◆ TASK GOAL ◆
Copy each line of the data below with the word "suggested".
-- START OF SUPPLIED ENTRIES --
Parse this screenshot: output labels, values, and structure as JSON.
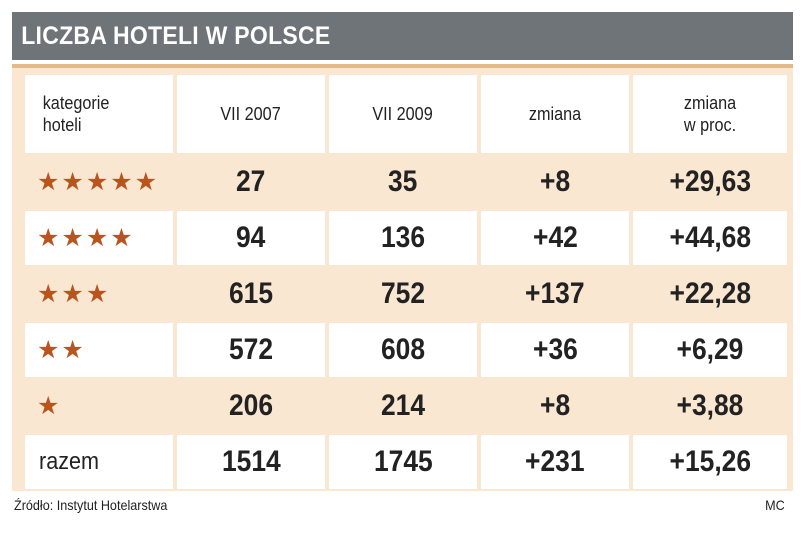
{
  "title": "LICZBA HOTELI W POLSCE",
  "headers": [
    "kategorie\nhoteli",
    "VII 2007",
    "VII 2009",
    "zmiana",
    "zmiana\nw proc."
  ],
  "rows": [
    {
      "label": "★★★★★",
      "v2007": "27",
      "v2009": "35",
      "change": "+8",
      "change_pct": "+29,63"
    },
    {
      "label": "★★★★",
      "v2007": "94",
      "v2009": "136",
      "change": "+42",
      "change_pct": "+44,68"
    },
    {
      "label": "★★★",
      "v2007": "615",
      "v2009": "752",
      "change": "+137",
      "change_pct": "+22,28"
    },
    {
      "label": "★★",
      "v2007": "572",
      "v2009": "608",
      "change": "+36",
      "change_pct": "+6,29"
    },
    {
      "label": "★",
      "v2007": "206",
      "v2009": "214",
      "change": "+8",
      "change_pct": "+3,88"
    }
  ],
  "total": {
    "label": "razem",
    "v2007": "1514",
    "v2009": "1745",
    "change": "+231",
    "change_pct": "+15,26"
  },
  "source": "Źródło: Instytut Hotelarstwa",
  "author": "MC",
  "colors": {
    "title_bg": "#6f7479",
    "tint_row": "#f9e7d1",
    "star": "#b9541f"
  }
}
-- END OF SUPPLIED ENTRIES --
-- START OF SUPPLIED ENTRIES --
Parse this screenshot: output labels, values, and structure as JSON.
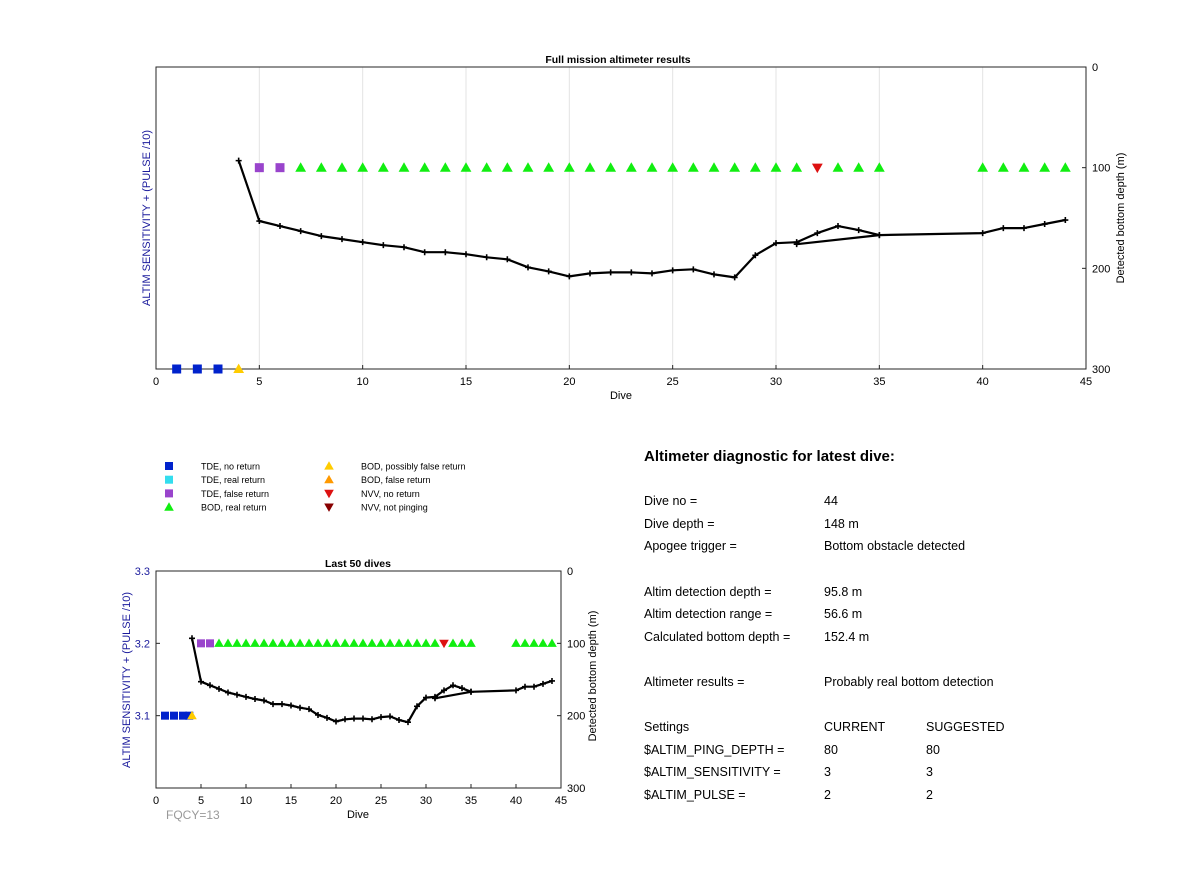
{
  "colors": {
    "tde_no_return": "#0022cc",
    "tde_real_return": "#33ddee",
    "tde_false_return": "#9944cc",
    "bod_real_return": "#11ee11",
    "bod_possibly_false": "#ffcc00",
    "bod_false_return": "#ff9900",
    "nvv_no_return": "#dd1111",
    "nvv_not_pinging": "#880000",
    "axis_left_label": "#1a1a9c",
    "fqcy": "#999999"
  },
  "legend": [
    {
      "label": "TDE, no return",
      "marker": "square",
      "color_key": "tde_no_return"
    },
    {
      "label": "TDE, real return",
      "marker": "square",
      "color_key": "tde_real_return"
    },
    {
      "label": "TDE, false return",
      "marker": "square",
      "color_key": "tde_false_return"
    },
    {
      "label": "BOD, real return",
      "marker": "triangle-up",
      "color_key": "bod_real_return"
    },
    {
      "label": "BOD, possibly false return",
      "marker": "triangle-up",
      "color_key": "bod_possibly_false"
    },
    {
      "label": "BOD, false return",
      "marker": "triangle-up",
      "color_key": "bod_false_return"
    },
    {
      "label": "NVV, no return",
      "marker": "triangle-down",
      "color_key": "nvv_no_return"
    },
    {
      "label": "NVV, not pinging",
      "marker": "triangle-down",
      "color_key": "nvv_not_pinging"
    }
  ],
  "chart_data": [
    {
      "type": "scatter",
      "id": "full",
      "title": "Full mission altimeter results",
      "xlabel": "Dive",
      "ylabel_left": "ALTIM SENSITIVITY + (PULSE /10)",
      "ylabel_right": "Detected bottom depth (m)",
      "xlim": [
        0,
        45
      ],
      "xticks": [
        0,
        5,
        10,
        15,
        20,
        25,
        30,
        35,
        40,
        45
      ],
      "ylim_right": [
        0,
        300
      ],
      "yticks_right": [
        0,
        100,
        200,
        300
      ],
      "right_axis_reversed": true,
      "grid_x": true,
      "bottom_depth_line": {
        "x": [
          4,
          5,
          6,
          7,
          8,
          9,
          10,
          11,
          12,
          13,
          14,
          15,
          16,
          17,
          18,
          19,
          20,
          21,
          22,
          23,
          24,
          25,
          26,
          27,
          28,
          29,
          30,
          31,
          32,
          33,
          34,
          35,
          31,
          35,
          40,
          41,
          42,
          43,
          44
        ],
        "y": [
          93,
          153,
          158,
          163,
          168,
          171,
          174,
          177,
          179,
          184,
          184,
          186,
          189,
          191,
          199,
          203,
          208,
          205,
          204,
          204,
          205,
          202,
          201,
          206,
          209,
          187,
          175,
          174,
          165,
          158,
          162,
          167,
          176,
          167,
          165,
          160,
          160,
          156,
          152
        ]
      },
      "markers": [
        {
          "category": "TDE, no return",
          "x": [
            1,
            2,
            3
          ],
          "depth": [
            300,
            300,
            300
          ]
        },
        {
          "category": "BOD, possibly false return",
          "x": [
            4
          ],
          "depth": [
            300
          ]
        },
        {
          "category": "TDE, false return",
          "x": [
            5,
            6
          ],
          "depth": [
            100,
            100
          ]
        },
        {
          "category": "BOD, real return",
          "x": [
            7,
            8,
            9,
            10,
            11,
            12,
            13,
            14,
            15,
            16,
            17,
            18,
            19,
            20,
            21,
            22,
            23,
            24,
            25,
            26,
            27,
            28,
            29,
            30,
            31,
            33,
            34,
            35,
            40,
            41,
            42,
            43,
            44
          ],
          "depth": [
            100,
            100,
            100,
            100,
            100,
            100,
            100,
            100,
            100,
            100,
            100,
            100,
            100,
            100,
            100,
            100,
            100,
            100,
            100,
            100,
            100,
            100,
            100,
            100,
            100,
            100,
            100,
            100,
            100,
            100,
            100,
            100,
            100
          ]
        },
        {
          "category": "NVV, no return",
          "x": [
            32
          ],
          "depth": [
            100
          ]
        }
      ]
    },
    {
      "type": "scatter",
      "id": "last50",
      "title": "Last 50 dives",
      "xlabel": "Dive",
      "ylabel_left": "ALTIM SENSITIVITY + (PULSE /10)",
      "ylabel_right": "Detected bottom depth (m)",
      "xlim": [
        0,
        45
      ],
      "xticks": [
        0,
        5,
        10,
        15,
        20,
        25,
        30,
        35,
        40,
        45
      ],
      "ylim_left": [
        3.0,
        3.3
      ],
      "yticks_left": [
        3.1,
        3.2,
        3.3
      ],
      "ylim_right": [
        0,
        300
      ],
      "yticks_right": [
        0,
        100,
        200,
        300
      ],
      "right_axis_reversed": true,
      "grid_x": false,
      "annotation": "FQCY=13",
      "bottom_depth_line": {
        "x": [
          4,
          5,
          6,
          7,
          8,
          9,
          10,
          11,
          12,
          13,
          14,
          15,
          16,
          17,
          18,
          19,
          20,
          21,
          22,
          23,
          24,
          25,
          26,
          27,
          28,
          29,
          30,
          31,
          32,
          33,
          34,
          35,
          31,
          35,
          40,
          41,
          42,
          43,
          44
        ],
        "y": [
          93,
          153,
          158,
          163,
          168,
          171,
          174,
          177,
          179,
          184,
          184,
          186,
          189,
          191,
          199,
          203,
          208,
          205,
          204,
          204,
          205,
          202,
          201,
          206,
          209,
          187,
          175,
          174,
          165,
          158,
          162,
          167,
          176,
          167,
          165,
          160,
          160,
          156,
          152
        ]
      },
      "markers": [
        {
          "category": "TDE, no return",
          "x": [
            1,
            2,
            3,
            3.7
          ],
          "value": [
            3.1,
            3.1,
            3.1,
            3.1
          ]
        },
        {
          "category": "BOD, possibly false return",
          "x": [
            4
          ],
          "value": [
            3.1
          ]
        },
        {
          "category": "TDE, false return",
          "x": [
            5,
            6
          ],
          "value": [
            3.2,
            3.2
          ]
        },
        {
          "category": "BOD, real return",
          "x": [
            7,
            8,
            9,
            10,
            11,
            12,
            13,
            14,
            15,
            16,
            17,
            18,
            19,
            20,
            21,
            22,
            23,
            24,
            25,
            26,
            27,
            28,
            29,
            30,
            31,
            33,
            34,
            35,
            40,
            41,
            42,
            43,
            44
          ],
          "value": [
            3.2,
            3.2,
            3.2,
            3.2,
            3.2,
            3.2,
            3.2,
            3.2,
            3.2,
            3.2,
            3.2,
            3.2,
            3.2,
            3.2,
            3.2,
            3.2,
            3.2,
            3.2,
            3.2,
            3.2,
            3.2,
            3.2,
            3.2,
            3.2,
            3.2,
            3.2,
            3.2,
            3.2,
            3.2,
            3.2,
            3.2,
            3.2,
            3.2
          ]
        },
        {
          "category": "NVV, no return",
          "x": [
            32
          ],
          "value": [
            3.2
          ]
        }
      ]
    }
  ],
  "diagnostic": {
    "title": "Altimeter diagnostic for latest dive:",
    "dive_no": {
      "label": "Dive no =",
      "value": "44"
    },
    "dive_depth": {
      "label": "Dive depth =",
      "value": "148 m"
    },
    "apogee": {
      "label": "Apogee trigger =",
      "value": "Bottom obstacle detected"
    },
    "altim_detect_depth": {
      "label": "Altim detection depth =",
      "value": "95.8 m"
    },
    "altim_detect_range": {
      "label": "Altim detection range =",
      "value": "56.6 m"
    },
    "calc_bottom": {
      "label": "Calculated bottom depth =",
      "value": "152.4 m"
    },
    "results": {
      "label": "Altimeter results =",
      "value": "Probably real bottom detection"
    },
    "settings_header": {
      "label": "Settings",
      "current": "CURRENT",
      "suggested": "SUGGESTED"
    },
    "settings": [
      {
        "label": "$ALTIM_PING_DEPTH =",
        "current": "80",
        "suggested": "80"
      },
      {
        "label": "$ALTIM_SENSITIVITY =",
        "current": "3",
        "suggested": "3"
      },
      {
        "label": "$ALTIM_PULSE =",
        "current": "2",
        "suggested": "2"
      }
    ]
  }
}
-- END OF SUPPLIED ENTRIES --
-- START OF SUPPLIED ENTRIES --
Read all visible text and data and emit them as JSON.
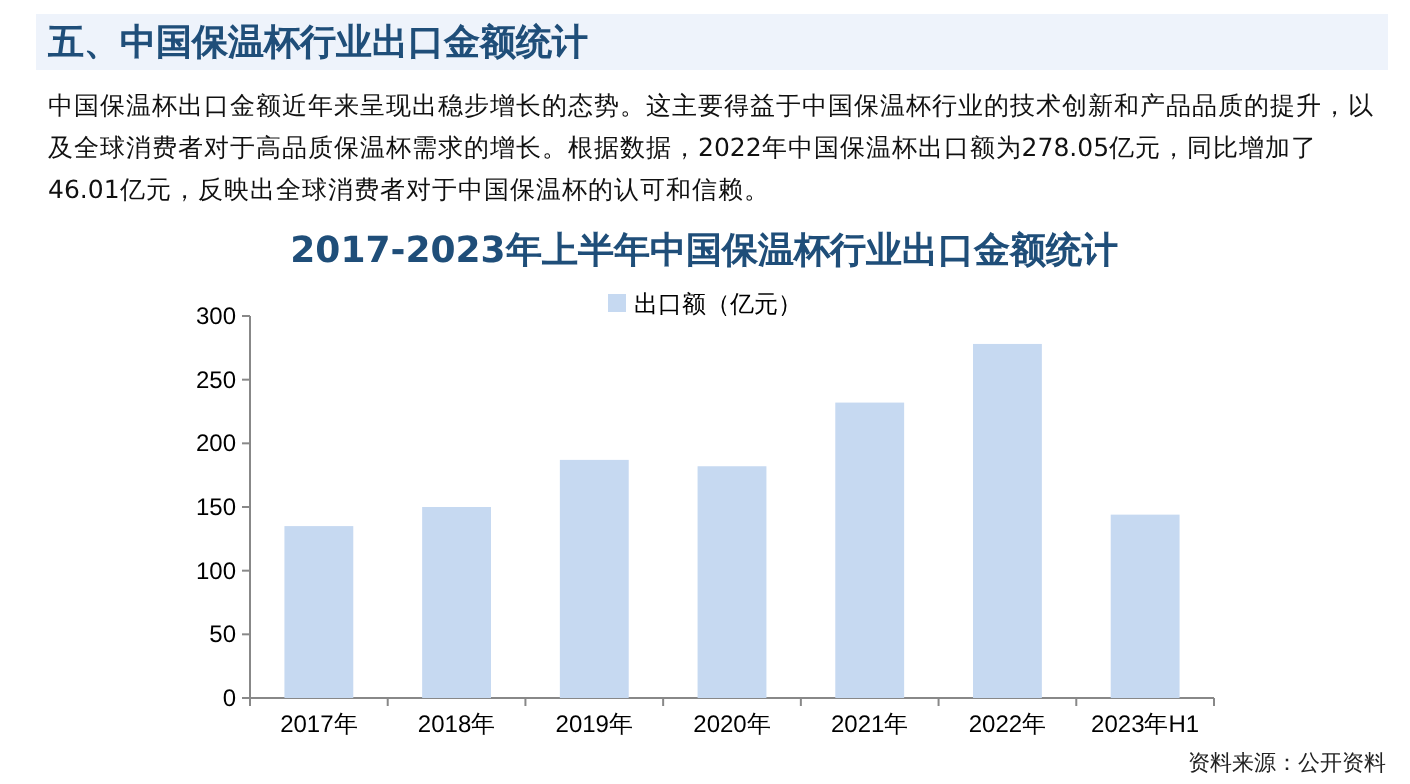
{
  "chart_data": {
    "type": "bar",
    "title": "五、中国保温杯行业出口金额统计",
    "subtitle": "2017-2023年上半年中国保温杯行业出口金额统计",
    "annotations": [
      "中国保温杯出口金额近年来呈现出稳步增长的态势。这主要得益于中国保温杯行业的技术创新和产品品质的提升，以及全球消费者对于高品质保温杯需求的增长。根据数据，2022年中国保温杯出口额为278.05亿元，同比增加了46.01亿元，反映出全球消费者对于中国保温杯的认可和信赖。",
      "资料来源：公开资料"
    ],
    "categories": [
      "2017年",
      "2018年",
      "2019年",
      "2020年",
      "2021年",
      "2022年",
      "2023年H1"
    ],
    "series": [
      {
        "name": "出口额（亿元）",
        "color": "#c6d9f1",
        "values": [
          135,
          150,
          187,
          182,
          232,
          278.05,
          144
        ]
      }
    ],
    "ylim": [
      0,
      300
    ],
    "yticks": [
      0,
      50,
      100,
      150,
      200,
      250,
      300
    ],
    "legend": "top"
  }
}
-- END OF SUPPLIED ENTRIES --
◆ THE ANSWER ◆
      "suggested": "SUGGESTED"
        "suggested": "80"
        "suggested": "3"
        "suggested": "2"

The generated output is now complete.